_Short task_
In the entries that follow, how many lines contain "tiếp"? Answer with the number only.

_Supplied data_
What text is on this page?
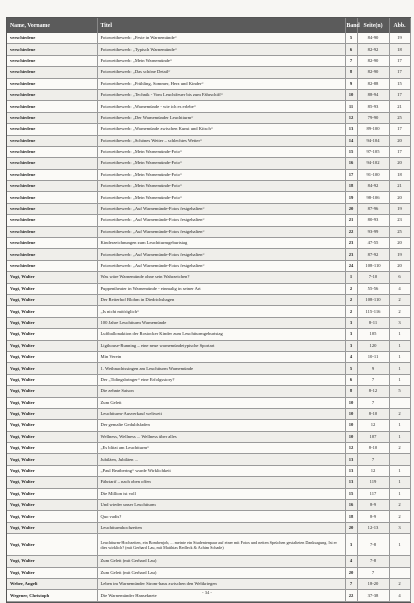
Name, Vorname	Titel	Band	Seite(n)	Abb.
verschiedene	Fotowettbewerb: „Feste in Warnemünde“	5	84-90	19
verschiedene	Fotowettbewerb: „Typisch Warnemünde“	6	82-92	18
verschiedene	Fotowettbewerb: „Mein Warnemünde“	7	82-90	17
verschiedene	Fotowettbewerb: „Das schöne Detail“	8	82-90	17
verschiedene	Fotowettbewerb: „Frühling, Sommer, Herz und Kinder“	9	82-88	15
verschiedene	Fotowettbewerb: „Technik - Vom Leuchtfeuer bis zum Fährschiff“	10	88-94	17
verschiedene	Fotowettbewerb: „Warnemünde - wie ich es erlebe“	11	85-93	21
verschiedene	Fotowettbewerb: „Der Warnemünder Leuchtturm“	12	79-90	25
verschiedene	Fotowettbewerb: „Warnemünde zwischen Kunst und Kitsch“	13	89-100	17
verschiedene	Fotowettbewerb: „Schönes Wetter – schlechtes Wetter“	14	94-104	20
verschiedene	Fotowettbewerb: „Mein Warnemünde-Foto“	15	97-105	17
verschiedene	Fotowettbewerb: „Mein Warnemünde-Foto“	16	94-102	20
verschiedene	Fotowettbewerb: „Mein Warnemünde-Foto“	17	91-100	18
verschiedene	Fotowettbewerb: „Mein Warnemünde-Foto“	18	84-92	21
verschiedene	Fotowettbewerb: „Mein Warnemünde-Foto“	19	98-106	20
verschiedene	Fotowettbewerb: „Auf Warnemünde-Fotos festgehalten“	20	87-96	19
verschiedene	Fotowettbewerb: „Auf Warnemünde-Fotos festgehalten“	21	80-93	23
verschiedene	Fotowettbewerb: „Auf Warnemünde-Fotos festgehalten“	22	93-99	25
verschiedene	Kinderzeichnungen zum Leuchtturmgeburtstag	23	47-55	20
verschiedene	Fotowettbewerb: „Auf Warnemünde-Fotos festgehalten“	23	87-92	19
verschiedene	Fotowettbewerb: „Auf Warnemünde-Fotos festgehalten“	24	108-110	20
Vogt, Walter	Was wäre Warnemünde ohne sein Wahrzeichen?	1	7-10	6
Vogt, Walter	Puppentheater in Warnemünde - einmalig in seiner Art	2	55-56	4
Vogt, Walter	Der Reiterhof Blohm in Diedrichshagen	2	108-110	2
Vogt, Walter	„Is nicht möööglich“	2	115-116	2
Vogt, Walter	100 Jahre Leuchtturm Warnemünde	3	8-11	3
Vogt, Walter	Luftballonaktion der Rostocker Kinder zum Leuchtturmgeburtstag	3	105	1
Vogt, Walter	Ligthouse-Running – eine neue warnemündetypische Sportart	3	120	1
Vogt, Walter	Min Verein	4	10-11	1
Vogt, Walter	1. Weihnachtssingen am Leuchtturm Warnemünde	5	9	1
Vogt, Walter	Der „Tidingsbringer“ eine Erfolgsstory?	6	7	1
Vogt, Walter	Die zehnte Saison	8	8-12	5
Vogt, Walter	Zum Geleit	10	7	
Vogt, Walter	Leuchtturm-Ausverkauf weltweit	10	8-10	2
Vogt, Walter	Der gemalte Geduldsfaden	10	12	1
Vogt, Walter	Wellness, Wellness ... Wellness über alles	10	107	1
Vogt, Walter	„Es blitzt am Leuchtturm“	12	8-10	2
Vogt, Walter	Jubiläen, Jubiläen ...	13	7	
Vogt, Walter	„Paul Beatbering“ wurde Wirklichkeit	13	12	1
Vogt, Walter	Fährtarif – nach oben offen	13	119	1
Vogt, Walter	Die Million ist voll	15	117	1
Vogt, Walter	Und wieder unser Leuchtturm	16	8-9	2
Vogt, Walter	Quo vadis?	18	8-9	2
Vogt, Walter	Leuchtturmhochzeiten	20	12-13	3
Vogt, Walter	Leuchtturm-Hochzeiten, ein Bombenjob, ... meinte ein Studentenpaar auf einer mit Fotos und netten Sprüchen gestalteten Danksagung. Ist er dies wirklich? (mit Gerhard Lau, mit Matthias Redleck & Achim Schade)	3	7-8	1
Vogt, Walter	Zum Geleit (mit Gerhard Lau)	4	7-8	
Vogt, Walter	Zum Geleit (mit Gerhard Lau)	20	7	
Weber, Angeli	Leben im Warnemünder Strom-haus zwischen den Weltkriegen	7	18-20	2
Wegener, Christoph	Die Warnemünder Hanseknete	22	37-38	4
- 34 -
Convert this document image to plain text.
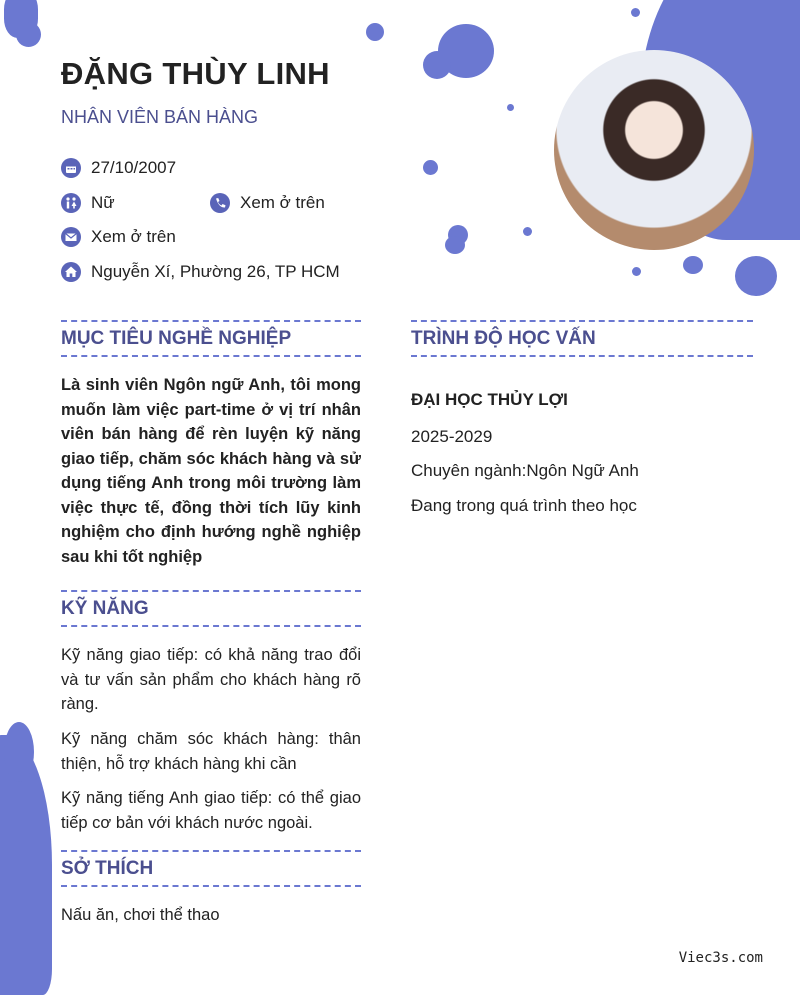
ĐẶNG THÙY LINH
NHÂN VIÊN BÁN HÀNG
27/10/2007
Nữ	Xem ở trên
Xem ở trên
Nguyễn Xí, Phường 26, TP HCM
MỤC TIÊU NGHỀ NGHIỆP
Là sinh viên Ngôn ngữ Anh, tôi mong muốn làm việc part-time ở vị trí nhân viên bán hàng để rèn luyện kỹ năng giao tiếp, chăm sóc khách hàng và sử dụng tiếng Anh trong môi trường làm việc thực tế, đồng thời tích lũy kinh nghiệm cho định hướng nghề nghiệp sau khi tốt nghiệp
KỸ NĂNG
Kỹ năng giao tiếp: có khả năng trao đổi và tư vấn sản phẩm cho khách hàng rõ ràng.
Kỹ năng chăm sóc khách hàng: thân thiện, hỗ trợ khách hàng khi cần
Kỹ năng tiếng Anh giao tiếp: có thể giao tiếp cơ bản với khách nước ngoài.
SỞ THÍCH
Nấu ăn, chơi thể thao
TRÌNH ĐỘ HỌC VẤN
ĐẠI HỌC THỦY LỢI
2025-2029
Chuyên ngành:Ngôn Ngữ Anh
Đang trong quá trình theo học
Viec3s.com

==

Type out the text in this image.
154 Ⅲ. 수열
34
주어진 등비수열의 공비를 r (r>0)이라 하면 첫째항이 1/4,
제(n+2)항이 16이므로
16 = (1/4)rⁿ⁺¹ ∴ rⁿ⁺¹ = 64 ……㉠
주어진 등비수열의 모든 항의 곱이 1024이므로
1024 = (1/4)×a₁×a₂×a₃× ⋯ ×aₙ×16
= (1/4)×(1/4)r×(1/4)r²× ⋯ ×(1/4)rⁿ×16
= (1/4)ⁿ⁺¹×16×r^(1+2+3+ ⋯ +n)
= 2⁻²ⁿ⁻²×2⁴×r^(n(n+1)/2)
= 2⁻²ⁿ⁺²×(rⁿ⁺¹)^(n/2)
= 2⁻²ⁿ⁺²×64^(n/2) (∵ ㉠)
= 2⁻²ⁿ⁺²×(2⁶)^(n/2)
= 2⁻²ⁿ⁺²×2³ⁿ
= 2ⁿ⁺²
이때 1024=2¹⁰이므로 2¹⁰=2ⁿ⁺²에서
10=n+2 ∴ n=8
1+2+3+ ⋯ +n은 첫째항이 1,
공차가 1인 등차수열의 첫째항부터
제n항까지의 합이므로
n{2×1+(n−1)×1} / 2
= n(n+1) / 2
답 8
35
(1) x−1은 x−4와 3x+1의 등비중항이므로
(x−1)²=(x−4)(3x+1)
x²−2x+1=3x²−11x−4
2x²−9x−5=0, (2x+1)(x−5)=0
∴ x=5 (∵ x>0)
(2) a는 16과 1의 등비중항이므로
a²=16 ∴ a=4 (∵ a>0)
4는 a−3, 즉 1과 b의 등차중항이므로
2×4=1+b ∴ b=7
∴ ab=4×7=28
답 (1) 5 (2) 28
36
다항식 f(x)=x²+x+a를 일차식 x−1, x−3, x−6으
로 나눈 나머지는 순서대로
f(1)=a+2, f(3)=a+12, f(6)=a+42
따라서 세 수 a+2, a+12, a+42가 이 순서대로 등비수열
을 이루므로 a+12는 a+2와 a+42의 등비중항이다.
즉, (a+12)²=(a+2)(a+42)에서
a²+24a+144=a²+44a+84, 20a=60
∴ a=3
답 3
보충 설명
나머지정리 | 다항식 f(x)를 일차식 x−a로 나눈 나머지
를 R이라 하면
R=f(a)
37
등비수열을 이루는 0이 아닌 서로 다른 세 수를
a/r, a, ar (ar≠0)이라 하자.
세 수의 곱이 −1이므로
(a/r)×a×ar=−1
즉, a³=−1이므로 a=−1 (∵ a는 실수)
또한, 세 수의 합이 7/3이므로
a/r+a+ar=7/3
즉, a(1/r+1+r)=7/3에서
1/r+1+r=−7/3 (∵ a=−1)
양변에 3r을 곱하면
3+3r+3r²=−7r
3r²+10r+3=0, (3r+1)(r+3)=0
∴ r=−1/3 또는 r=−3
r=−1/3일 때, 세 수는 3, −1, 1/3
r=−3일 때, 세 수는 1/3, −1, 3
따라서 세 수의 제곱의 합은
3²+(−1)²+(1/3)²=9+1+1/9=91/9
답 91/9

* * *

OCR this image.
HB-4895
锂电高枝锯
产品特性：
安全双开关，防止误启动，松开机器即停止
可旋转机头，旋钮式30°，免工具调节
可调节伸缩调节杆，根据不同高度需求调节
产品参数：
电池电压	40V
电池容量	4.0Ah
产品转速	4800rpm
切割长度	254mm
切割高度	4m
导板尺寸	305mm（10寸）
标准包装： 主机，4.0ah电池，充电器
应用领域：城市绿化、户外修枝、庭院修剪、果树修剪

_Solved problem_
3